### SET TASK:
Show each line that has the string "JSON" in it.

### RECORDED DATA:
◆ ◆ ◆ ◆

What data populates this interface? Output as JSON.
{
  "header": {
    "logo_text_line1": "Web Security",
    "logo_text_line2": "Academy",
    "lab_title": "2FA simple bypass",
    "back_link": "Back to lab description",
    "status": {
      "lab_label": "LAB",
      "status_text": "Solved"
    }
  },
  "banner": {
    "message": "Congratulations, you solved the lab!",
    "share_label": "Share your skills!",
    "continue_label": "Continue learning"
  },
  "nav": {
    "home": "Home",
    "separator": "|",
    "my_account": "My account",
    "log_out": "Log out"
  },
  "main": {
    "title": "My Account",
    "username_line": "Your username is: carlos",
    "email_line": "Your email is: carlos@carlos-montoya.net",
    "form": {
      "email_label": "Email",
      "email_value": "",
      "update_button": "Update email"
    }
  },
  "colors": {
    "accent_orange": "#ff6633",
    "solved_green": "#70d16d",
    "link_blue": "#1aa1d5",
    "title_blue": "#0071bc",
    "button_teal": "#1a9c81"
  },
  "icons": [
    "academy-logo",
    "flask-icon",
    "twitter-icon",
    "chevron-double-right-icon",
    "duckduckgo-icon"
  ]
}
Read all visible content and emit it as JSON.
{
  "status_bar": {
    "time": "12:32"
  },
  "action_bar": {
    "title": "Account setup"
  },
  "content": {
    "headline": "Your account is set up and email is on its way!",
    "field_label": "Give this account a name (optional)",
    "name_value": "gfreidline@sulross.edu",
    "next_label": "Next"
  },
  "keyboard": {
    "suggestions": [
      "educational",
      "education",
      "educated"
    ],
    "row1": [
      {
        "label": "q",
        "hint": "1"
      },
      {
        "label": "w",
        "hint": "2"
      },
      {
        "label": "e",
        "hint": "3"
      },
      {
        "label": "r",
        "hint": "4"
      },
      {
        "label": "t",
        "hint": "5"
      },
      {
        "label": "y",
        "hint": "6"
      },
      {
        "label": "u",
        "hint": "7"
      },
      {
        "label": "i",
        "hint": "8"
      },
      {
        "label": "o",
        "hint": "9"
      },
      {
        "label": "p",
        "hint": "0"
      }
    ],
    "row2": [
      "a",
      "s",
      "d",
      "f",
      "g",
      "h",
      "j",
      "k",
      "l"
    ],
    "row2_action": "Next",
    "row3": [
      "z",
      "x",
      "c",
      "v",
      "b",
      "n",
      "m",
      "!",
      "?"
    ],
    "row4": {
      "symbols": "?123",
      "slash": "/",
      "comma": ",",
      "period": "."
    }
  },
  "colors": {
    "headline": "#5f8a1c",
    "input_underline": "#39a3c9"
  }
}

◆ ◆ ◆ ◆

### ANSWER TO THIS EXERCISE:
What data populates this interface? Output as JSON.
Read all visible content and emit it as JSON.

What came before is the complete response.